- [GIVEN INSTRUCTION]: Go through the records and show each line where the word "customer" occurs.

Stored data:
— start —

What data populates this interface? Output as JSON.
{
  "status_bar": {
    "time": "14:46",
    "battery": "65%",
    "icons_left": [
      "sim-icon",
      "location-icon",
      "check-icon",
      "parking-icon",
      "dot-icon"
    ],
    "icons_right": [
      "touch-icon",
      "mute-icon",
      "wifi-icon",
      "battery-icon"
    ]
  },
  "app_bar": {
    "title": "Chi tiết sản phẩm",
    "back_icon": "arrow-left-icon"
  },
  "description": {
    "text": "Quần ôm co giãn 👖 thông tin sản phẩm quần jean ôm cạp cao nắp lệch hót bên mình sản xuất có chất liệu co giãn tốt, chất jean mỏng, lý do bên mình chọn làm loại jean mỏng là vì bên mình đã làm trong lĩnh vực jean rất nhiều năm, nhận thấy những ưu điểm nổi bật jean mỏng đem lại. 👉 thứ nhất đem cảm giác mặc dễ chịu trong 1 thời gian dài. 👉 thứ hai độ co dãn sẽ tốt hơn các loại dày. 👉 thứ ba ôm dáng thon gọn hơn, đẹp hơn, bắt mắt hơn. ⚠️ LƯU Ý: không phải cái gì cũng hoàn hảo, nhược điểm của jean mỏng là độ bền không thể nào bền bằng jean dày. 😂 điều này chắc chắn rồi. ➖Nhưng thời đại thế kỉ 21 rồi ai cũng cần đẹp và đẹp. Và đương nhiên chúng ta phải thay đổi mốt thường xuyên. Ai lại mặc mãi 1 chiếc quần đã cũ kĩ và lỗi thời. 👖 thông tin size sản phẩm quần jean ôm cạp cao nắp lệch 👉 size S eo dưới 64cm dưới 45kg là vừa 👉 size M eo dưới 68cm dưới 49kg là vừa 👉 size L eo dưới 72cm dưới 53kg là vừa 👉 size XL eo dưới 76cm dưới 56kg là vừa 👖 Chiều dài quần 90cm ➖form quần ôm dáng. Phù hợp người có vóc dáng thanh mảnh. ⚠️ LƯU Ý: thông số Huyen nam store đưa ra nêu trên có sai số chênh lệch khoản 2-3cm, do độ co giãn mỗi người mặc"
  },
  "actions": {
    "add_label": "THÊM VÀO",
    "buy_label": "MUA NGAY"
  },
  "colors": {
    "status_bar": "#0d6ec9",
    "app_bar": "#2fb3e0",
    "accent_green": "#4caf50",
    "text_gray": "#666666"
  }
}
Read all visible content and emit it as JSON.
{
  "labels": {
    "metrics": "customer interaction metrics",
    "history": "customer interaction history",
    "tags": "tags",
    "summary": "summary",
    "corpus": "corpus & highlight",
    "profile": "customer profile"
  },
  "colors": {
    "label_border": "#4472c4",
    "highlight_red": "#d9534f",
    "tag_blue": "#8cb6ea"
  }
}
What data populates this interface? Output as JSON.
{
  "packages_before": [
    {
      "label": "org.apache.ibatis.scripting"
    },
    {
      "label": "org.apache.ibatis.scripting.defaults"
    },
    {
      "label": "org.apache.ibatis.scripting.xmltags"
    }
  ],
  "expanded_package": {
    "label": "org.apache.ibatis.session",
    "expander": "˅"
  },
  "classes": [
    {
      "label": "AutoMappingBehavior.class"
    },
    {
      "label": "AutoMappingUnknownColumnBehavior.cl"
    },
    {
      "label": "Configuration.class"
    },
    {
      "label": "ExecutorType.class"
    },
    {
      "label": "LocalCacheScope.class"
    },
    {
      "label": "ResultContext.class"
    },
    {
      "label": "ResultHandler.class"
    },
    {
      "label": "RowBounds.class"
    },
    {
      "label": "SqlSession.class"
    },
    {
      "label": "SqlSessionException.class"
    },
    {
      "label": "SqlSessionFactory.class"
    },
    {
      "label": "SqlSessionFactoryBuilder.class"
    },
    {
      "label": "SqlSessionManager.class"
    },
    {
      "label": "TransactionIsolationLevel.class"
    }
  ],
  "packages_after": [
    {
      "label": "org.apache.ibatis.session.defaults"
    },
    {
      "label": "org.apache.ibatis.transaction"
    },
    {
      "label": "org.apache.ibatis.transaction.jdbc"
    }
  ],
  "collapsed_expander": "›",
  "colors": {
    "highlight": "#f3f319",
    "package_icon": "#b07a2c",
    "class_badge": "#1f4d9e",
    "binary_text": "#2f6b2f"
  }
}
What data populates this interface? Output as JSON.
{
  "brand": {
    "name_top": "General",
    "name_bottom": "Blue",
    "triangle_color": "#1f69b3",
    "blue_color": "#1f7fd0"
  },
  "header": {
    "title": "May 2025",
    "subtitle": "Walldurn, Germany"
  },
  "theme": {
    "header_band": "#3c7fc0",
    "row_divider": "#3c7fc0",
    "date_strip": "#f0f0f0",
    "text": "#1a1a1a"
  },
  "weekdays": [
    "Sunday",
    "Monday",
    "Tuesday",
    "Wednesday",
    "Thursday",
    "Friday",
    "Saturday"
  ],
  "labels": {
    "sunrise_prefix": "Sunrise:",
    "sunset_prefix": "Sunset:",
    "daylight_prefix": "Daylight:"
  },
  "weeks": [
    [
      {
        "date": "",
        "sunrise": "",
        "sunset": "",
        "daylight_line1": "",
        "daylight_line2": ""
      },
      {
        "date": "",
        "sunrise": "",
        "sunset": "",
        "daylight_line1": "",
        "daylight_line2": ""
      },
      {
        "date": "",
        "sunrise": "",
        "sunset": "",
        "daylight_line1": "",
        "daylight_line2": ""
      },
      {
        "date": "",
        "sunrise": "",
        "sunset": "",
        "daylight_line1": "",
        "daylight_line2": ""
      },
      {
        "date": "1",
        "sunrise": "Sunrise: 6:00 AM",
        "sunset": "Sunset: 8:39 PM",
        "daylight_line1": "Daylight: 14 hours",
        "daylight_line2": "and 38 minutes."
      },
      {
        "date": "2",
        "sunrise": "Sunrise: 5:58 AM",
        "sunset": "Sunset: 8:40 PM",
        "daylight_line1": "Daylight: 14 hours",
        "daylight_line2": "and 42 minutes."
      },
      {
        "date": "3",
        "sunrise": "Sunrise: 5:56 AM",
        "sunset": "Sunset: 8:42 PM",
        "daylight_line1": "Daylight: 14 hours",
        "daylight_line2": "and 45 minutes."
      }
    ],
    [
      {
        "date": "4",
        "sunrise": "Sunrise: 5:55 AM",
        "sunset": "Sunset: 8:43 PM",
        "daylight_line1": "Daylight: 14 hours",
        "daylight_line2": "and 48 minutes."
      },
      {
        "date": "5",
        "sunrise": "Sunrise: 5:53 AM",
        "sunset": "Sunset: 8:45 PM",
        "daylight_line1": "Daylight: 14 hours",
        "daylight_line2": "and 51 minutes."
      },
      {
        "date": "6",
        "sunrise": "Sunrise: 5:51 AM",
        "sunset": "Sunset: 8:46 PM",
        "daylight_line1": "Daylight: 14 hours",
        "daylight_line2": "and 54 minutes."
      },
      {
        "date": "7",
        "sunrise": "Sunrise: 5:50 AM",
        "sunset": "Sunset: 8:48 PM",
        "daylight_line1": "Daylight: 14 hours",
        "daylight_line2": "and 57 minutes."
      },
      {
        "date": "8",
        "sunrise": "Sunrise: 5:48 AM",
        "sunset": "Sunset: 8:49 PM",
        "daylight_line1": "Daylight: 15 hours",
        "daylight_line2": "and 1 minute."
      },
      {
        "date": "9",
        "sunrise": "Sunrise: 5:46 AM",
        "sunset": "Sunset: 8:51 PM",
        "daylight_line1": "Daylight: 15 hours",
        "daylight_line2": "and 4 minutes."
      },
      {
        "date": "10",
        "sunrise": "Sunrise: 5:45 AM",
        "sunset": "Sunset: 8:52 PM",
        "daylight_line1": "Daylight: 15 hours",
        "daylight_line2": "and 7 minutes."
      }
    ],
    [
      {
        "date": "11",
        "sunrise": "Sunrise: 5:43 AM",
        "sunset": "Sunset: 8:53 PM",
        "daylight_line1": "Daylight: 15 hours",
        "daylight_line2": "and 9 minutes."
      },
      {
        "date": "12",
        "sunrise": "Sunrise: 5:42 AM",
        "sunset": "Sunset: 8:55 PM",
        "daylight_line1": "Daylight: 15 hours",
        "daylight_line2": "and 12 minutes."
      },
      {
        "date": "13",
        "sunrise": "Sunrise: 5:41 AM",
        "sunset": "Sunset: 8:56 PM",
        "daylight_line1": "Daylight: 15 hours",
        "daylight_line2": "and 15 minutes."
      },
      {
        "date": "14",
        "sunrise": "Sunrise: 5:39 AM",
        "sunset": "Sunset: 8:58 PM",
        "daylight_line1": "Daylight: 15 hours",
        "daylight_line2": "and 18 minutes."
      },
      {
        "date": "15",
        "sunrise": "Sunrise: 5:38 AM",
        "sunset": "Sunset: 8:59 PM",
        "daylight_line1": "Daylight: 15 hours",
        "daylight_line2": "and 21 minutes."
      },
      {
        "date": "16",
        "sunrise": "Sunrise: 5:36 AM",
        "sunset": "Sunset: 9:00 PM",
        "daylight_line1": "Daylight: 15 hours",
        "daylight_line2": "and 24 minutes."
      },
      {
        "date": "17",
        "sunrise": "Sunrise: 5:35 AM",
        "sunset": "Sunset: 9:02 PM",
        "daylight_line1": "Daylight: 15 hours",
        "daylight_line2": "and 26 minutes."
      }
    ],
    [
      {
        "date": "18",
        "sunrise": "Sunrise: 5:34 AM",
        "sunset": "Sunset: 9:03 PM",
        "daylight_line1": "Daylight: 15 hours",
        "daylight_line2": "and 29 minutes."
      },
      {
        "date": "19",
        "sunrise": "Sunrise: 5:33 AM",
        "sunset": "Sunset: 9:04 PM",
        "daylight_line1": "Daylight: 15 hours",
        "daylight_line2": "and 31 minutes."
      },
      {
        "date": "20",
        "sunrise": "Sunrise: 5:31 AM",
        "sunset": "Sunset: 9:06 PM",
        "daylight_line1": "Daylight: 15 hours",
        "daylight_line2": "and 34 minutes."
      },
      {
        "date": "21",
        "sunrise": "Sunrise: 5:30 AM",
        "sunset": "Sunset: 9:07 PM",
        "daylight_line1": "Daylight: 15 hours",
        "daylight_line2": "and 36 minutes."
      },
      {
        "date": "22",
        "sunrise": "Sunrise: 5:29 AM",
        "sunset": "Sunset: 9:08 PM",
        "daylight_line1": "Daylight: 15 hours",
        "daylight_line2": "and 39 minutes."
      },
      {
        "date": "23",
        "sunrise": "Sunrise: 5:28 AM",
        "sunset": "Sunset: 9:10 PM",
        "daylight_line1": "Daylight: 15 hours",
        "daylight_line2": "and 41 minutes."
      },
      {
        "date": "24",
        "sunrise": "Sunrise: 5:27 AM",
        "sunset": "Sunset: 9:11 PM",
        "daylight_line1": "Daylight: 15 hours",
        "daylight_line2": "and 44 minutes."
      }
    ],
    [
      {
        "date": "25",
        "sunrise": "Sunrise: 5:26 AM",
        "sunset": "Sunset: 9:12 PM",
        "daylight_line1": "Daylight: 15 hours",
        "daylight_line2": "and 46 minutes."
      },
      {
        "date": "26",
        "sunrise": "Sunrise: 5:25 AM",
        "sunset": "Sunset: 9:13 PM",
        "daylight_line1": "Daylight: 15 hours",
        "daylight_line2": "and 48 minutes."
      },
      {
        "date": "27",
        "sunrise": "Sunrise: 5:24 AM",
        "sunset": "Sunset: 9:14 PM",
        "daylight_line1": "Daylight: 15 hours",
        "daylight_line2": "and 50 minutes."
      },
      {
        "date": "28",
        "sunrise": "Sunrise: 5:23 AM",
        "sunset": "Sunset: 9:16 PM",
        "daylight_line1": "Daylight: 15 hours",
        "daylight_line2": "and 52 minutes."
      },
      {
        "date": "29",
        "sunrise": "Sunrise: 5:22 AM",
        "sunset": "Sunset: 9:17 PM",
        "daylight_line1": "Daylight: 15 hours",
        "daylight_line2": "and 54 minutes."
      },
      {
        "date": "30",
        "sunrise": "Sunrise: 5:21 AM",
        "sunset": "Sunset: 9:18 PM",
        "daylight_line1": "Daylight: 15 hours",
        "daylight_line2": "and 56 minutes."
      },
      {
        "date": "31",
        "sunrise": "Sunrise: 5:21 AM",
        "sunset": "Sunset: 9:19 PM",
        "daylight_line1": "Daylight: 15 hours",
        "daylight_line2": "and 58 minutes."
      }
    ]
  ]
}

— end —

- [SOLUTION BELOW]:
    "metrics": "customer interaction metrics",
    "history": "customer interaction history",
    "profile": "customer profile"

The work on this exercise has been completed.